Return all of the data exactly as given.

▼▼▼

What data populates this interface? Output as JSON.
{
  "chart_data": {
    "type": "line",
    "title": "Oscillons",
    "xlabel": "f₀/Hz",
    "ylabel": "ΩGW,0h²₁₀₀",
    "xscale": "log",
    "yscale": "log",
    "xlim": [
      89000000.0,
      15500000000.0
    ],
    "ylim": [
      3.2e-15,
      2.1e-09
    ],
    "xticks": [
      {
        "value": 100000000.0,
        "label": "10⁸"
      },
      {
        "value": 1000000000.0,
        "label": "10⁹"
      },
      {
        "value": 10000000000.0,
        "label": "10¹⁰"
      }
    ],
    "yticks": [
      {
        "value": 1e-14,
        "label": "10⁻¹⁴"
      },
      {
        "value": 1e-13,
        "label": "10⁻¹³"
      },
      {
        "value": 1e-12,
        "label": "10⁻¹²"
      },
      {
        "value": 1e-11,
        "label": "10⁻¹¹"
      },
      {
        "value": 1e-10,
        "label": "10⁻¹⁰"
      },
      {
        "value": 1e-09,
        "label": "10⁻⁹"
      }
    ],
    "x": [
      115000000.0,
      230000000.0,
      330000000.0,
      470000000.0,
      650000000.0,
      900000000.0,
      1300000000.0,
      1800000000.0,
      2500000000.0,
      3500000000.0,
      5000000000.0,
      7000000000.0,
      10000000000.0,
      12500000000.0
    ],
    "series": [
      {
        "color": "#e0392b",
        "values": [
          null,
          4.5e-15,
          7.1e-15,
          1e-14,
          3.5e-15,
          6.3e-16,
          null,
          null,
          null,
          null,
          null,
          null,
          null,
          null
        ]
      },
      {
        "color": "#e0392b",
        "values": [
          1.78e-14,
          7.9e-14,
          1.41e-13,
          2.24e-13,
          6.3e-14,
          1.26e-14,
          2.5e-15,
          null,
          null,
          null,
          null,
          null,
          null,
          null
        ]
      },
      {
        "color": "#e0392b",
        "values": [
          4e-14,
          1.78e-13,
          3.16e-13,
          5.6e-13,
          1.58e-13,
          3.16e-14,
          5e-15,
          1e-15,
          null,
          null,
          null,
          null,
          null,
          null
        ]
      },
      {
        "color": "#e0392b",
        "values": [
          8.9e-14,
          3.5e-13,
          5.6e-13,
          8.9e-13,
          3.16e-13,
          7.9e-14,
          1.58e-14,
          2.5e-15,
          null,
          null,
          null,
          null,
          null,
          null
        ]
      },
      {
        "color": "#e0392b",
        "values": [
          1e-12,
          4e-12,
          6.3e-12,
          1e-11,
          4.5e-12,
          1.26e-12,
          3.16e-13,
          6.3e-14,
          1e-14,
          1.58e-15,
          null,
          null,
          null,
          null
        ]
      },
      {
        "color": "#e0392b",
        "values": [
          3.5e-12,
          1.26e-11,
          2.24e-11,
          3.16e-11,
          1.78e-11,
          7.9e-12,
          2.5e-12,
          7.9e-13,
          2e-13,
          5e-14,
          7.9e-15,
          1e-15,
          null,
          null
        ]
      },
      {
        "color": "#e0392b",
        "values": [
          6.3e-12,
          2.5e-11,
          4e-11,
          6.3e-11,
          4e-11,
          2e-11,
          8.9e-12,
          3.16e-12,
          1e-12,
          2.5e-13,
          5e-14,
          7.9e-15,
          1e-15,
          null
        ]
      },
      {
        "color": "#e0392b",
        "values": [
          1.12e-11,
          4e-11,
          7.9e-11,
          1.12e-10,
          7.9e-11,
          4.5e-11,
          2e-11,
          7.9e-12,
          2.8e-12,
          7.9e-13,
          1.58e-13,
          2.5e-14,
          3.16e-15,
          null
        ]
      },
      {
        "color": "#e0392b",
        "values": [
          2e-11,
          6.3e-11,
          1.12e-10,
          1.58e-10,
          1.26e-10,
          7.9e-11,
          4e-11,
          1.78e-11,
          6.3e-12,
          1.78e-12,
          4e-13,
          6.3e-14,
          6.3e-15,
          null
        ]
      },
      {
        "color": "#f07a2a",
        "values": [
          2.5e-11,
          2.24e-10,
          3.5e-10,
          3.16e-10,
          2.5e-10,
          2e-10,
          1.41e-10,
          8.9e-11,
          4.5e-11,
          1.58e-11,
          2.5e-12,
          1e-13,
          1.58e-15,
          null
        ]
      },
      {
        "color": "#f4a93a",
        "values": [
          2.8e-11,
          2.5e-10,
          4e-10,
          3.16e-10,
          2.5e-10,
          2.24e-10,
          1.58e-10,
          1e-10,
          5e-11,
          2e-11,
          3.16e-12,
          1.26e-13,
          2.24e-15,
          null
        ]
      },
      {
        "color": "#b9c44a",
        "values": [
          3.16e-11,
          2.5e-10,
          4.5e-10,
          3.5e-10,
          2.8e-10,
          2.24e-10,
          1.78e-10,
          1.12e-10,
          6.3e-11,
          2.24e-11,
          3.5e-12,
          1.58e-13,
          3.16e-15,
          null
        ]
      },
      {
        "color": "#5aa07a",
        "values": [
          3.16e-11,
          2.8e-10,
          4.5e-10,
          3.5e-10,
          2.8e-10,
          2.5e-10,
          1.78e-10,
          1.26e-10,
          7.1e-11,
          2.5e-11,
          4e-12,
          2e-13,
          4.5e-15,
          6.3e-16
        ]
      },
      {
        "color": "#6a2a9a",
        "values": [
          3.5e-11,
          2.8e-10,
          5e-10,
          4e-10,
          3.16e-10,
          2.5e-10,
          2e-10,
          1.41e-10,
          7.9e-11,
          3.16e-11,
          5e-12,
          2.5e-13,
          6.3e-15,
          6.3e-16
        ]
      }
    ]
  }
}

▲▲▲

=== RESULT OF THIS EXERCISE ===
What data populates this interface? Output as JSON.
{
  "chart_data": {
    "type": "line",
    "title": "Oscillons",
    "xlabel": "f₀/Hz",
    "ylabel": "ΩGW,0h²₁₀₀",
    "xscale": "log",
    "yscale": "log",
    "xlim": [
      89000000.0,
      15500000000.0
    ],
    "ylim": [
      3.2e-15,
      2.1e-09
    ],
    "xticks": [
      {
        "value": 100000000.0,
        "label": "10⁸"
      },
      {
        "value": 1000000000.0,
        "label": "10⁹"
      },
      {
        "value": 10000000000.0,
        "label": "10¹⁰"
      }
    ],
    "yticks": [
      {
        "value": 1e-14,
        "label": "10⁻¹⁴"
      },
      {
        "value": 1e-13,
        "label": "10⁻¹³"
      },
      {
        "value": 1e-12,
        "label": "10⁻¹²"
      },
      {
        "value": 1e-11,
        "label": "10⁻¹¹"
      },
      {
        "value": 1e-10,
        "label": "10⁻¹⁰"
      },
      {
        "value": 1e-09,
        "label": "10⁻⁹"
      }
    ],
    "x": [
      115000000.0,
      230000000.0,
      330000000.0,
      470000000.0,
      650000000.0,
      900000000.0,
      1300000000.0,
      1800000000.0,
      2500000000.0,
      3500000000.0,
      5000000000.0,
      7000000000.0,
      10000000000.0,
      12500000000.0
    ],
    "series": [
      {
        "color": "#e0392b",
        "values": [
          null,
          4.5e-15,
          7.1e-15,
          1e-14,
          3.5e-15,
          6.3e-16,
          null,
          null,
          null,
          null,
          null,
          null,
          null,
          null
        ]
      },
      {
        "color": "#e0392b",
        "values": [
          1.78e-14,
          7.9e-14,
          1.41e-13,
          2.24e-13,
          6.3e-14,
          1.26e-14,
          2.5e-15,
          null,
          null,
          null,
          null,
          null,
          null,
          null
        ]
      },
      {
        "color": "#e0392b",
        "values": [
          4e-14,
          1.78e-13,
          3.16e-13,
          5.6e-13,
          1.58e-13,
          3.16e-14,
          5e-15,
          1e-15,
          null,
          null,
          null,
          null,
          null,
          null
        ]
      },
      {
        "color": "#e0392b",
        "values": [
          8.9e-14,
          3.5e-13,
          5.6e-13,
          8.9e-13,
          3.16e-13,
          7.9e-14,
          1.58e-14,
          2.5e-15,
          null,
          null,
          null,
          null,
          null,
          null
        ]
      },
      {
        "color": "#e0392b",
        "values": [
          1e-12,
          4e-12,
          6.3e-12,
          1e-11,
          4.5e-12,
          1.26e-12,
          3.16e-13,
          6.3e-14,
          1e-14,
          1.58e-15,
          null,
          null,
          null,
          null
        ]
      },
      {
        "color": "#e0392b",
        "values": [
          3.5e-12,
          1.26e-11,
          2.24e-11,
          3.16e-11,
          1.78e-11,
          7.9e-12,
          2.5e-12,
          7.9e-13,
          2e-13,
          5e-14,
          7.9e-15,
          1e-15,
          null,
          null
        ]
      },
      {
        "color": "#e0392b",
        "values": [
          6.3e-12,
          2.5e-11,
          4e-11,
          6.3e-11,
          4e-11,
          2e-11,
          8.9e-12,
          3.16e-12,
          1e-12,
          2.5e-13,
          5e-14,
          7.9e-15,
          1e-15,
          null
        ]
      },
      {
        "color": "#e0392b",
        "values": [
          1.12e-11,
          4e-11,
          7.9e-11,
          1.12e-10,
          7.9e-11,
          4.5e-11,
          2e-11,
          7.9e-12,
          2.8e-12,
          7.9e-13,
          1.58e-13,
          2.5e-14,
          3.16e-15,
          null
        ]
      },
      {
        "color": "#e0392b",
        "values": [
          2e-11,
          6.3e-11,
          1.12e-10,
          1.58e-10,
          1.26e-10,
          7.9e-11,
          4e-11,
          1.78e-11,
          6.3e-12,
          1.78e-12,
          4e-13,
          6.3e-14,
          6.3e-15,
          null
        ]
      },
      {
        "color": "#f07a2a",
        "values": [
          2.5e-11,
          2.24e-10,
          3.5e-10,
          3.16e-10,
          2.5e-10,
          2e-10,
          1.41e-10,
          8.9e-11,
          4.5e-11,
          1.58e-11,
          2.5e-12,
          1e-13,
          1.58e-15,
          null
        ]
      },
      {
        "color": "#f4a93a",
        "values": [
          2.8e-11,
          2.5e-10,
          4e-10,
          3.16e-10,
          2.5e-10,
          2.24e-10,
          1.58e-10,
          1e-10,
          5e-11,
          2e-11,
          3.16e-12,
          1.26e-13,
          2.24e-15,
          null
        ]
      },
      {
        "color": "#b9c44a",
        "values": [
          3.16e-11,
          2.5e-10,
          4.5e-10,
          3.5e-10,
          2.8e-10,
          2.24e-10,
          1.78e-10,
          1.12e-10,
          6.3e-11,
          2.24e-11,
          3.5e-12,
          1.58e-13,
          3.16e-15,
          null
        ]
      },
      {
        "color": "#5aa07a",
        "values": [
          3.16e-11,
          2.8e-10,
          4.5e-10,
          3.5e-10,
          2.8e-10,
          2.5e-10,
          1.78e-10,
          1.26e-10,
          7.1e-11,
          2.5e-11,
          4e-12,
          2e-13,
          4.5e-15,
          6.3e-16
        ]
      },
      {
        "color": "#6a2a9a",
        "values": [
          3.5e-11,
          2.8e-10,
          5e-10,
          4e-10,
          3.16e-10,
          2.5e-10,
          2e-10,
          1.41e-10,
          7.9e-11,
          3.16e-11,
          5e-12,
          2.5e-13,
          6.3e-15,
          6.3e-16
        ]
      }
    ]
  }
}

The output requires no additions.